Directions for this task -> Search the material for the string "content", then return every line where it is found.

[Collected data]
═══
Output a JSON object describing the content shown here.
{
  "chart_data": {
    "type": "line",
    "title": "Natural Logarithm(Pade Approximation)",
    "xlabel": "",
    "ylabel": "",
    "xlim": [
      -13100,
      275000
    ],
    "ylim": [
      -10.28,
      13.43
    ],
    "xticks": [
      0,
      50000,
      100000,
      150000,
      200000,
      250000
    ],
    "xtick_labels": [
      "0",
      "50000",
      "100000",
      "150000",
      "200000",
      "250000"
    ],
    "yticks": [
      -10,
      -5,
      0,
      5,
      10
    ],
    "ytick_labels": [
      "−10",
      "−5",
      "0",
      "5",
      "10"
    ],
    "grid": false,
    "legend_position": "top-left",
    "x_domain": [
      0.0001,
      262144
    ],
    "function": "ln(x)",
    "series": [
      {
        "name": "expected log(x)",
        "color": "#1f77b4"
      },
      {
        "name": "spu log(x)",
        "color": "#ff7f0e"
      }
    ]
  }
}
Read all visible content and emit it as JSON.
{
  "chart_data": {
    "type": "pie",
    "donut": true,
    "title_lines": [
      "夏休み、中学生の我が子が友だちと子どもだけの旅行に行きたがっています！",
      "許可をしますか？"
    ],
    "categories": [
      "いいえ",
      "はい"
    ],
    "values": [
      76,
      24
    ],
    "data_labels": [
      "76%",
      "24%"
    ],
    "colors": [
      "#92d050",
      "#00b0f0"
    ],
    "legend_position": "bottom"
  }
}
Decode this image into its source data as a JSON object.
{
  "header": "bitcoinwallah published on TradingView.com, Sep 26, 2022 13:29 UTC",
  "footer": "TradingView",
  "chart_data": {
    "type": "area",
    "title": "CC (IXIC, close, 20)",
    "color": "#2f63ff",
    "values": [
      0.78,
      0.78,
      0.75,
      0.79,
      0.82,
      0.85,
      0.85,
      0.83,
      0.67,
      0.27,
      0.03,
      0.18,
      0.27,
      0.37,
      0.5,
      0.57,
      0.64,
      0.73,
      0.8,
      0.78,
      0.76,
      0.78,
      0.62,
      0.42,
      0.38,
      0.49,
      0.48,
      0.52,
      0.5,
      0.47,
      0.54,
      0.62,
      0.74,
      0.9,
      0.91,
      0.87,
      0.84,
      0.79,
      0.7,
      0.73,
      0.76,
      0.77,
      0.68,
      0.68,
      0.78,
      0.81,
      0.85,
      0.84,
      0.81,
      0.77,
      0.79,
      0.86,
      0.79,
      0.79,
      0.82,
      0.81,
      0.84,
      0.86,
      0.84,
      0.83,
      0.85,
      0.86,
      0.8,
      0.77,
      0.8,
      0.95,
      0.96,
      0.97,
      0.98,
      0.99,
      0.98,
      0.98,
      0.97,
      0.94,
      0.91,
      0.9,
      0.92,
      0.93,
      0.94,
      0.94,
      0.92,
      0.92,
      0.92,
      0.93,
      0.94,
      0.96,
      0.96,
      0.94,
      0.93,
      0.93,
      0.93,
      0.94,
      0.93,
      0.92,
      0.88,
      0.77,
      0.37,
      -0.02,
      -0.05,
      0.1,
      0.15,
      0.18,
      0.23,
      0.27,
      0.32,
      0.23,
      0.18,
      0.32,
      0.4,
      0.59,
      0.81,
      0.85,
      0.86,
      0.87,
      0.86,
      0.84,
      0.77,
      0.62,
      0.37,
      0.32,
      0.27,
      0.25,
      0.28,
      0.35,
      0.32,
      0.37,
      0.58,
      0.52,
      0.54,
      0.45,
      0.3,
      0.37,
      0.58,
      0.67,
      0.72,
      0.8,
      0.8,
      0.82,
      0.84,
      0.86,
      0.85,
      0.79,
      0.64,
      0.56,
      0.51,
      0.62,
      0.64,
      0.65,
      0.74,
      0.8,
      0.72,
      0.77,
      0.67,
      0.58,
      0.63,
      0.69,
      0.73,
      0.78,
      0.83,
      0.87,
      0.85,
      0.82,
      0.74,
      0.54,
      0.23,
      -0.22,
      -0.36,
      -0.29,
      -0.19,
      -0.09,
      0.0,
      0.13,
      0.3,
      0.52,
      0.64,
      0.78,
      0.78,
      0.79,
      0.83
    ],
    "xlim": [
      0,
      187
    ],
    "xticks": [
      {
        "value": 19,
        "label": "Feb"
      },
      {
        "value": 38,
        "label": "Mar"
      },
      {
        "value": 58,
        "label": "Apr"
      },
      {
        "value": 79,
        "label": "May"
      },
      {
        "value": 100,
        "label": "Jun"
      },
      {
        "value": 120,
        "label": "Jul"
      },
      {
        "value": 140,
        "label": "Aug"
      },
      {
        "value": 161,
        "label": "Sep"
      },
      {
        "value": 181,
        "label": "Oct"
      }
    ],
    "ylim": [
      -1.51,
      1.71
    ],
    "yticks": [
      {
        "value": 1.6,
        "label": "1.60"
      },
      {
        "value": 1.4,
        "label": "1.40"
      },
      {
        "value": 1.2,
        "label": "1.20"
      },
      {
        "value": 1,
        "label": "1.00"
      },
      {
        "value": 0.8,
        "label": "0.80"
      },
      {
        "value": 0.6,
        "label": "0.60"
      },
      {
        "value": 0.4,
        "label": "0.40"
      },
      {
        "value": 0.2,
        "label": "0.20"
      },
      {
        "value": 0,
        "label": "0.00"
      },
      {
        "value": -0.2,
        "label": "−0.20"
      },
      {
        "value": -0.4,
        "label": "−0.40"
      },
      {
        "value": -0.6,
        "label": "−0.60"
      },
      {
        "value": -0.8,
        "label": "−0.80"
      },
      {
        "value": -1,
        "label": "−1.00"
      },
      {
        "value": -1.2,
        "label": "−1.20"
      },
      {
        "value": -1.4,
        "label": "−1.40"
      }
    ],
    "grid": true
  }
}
═══
Answer to the exercise ->
Output a JSON object describing the content shown here.
Read all visible content and emit it as JSON.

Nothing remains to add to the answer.